▸ Exercise aim:
Go through the items below and copy out every line that contains the word "embedded".
[START Data section]
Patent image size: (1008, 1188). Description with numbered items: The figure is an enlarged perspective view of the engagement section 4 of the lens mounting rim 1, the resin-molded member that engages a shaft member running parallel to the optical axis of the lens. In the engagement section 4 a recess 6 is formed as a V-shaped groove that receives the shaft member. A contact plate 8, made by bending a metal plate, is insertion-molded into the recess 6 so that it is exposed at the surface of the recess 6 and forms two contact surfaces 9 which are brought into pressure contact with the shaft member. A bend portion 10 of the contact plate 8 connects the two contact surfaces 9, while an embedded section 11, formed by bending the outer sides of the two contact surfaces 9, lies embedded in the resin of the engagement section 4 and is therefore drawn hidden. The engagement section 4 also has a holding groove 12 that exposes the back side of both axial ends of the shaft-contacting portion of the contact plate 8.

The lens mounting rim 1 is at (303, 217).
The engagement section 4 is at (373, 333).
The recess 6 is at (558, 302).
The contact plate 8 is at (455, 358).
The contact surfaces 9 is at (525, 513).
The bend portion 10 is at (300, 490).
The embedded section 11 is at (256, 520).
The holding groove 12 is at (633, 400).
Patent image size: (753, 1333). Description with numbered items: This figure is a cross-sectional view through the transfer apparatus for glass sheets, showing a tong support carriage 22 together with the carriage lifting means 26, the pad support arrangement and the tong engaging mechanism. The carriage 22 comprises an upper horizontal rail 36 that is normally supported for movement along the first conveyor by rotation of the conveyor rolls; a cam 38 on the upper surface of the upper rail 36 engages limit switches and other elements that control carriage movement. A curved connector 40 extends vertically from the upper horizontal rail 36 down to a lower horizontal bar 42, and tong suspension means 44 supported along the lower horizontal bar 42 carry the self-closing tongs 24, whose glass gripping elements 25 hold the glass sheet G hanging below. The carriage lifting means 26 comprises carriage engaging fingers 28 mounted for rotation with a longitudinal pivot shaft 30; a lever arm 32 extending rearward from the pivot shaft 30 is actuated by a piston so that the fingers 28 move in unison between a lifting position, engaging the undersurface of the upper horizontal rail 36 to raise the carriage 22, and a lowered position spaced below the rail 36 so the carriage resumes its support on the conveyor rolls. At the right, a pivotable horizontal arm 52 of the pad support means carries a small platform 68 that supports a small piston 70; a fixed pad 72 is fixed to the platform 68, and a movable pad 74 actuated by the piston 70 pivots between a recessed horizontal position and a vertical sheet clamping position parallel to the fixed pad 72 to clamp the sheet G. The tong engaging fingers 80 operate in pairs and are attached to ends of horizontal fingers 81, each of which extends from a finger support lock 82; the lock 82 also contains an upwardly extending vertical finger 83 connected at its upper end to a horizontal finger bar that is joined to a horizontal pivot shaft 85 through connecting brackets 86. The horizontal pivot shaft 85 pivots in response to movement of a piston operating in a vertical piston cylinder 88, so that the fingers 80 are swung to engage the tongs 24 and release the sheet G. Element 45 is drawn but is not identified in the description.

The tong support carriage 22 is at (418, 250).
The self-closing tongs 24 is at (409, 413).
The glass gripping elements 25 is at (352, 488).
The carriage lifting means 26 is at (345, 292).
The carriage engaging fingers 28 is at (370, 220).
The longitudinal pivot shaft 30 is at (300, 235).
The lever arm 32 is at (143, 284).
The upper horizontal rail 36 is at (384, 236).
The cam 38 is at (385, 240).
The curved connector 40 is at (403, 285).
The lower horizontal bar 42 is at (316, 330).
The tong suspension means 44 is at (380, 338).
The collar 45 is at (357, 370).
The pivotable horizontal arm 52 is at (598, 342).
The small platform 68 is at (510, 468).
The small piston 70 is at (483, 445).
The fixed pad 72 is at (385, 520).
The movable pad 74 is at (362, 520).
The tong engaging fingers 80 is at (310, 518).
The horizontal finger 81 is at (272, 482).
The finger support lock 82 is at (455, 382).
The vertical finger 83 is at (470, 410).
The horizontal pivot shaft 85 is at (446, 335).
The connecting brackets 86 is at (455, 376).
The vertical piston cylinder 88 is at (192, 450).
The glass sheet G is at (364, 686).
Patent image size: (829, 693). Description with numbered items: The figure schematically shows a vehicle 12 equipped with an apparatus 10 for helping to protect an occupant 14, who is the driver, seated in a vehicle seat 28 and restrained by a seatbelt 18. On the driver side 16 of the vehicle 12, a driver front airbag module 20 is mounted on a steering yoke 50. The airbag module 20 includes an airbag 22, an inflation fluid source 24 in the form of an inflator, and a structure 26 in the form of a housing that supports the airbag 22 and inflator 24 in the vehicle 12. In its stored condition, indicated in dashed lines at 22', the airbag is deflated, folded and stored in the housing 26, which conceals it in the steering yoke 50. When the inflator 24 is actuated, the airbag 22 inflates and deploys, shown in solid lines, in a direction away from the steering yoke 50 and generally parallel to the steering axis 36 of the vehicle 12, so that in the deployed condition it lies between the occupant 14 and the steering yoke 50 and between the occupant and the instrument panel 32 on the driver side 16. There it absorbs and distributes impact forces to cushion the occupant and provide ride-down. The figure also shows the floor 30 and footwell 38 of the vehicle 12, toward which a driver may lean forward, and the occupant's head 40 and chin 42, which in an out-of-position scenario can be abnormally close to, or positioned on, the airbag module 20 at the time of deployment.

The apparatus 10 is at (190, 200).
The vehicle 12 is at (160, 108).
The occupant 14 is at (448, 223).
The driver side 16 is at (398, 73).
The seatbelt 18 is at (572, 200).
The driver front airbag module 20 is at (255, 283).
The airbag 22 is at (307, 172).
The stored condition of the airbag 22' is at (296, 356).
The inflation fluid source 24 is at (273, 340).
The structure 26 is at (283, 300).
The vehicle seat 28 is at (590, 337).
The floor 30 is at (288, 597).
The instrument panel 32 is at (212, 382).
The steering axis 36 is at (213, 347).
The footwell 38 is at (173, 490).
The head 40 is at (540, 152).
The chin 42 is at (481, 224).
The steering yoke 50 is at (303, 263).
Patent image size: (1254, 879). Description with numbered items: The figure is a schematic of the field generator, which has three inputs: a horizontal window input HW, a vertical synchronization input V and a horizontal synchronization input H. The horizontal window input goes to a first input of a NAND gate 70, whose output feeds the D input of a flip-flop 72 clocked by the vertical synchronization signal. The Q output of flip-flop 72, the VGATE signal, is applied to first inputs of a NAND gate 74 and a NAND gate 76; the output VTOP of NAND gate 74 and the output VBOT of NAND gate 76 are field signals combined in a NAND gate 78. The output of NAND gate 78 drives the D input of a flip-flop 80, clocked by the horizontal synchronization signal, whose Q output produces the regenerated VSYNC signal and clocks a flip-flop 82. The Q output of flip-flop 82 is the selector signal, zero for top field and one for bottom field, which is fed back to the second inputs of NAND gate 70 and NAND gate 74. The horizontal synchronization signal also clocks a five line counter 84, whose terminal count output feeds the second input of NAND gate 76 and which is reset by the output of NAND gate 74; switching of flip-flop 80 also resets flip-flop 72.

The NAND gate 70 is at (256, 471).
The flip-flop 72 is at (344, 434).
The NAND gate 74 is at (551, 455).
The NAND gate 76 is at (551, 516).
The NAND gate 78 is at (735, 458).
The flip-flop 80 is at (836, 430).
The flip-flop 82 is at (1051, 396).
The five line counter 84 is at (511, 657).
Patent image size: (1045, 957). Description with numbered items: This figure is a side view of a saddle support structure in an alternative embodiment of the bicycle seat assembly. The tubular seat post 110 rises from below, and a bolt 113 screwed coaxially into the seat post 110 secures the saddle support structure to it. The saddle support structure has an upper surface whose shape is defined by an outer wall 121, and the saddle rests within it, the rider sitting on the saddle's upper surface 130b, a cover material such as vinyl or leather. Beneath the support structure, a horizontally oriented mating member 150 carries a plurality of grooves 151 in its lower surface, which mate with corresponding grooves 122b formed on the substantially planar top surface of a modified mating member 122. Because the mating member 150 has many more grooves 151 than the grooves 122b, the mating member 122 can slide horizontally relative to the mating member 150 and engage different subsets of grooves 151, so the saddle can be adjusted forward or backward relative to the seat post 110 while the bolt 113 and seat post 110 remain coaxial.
[END Data section]
▸ Answer in full:
Patent image size: (1008, 1188). Description with numbered items: The figure is an enlarged perspective view of the engagement section 4 of the lens mounting rim 1, the resin-molded member that engages a shaft member running parallel to the optical axis of the lens. In the engagement section 4 a recess 6 is formed as a V-shaped groove that receives the shaft member. A contact plate 8, made by bending a metal plate, is insertion-molded into the recess 6 so that it is exposed at the surface of the recess 6 and forms two contact surfaces 9 which are brought into pressure contact with the shaft member. A bend portion 10 of the contact plate 8 connects the two contact surfaces 9, while an embedded section 11, formed by bending the outer sides of the two contact surfaces 9, lies embedded in the resin of the engagement section 4 and is therefore drawn hidden. The engagement section 4 also has a holding groove 12 that exposes the back side of both axial ends of the shaft-contacting portion of the contact plate 8.
The embedded section 11 is at (256, 520).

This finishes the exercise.